DIRECTIVE: The entries below are to be written out again without alteration.

[Recorded data]
________

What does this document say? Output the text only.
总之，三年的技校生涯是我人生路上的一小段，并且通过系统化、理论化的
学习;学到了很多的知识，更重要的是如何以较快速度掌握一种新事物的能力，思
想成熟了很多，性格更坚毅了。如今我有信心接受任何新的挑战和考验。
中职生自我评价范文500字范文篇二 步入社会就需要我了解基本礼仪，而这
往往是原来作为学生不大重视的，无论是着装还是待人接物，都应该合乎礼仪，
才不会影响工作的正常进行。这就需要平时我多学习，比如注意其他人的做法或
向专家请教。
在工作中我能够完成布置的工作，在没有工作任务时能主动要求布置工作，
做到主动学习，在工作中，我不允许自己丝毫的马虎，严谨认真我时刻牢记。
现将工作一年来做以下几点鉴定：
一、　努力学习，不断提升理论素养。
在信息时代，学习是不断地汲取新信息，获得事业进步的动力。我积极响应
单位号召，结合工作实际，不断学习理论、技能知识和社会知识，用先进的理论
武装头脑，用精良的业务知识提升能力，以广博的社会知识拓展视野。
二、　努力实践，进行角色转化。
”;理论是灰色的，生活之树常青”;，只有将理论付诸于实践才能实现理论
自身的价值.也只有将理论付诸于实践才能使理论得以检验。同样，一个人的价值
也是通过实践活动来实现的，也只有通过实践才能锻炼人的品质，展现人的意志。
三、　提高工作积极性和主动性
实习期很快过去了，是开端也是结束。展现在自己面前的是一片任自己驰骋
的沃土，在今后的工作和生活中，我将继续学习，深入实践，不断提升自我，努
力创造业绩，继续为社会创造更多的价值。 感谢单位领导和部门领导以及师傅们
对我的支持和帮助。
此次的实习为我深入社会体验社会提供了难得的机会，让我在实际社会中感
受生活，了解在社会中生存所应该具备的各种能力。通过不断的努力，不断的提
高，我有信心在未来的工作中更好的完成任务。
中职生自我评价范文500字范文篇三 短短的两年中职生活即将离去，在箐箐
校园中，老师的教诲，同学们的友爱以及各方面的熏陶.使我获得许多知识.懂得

________

SOLUTION:
What does this document say? Output the text only.
总之，三年的技校生涯是我人生路上的一小段，并且通过系统化、理论化的
学习;学到了很多的知识，更重要的是如何以较快速度掌握一种新事物的能力，思
想成熟了很多，性格更坚毅了。如今我有信心接受任何新的挑战和考验。
中职生自我评价范文500字范文篇二 步入社会就需要我了解基本礼仪，而这
往往是原来作为学生不大重视的，无论是着装还是待人接物，都应该合乎礼仪，
才不会影响工作的正常进行。这就需要平时我多学习，比如注意其他人的做法或
向专家请教。
在工作中我能够完成布置的工作，在没有工作任务时能主动要求布置工作，
做到主动学习，在工作中，我不允许自己丝毫的马虎，严谨认真我时刻牢记。
现将工作一年来做以下几点鉴定：
一、　努力学习，不断提升理论素养。
在信息时代，学习是不断地汲取新信息，获得事业进步的动力。我积极响应
单位号召，结合工作实际，不断学习理论、技能知识和社会知识，用先进的理论
武装头脑，用精良的业务知识提升能力，以广博的社会知识拓展视野。
二、　努力实践，进行角色转化。
”;理论是灰色的，生活之树常青”;，只有将理论付诸于实践才能实现理论
自身的价值.也只有将理论付诸于实践才能使理论得以检验。同样，一个人的价值
也是通过实践活动来实现的，也只有通过实践才能锻炼人的品质，展现人的意志。
三、　提高工作积极性和主动性
实习期很快过去了，是开端也是结束。展现在自己面前的是一片任自己驰骋
的沃土，在今后的工作和生活中，我将继续学习，深入实践，不断提升自我，努
力创造业绩，继续为社会创造更多的价值。 感谢单位领导和部门领导以及师傅们
对我的支持和帮助。
此次的实习为我深入社会体验社会提供了难得的机会，让我在实际社会中感
受生活，了解在社会中生存所应该具备的各种能力。通过不断的努力，不断的提
高，我有信心在未来的工作中更好的完成任务。
中职生自我评价范文500字范文篇三 短短的两年中职生活即将离去，在箐箐
校园中，老师的教诲，同学们的友爱以及各方面的熏陶.使我获得许多知识.懂得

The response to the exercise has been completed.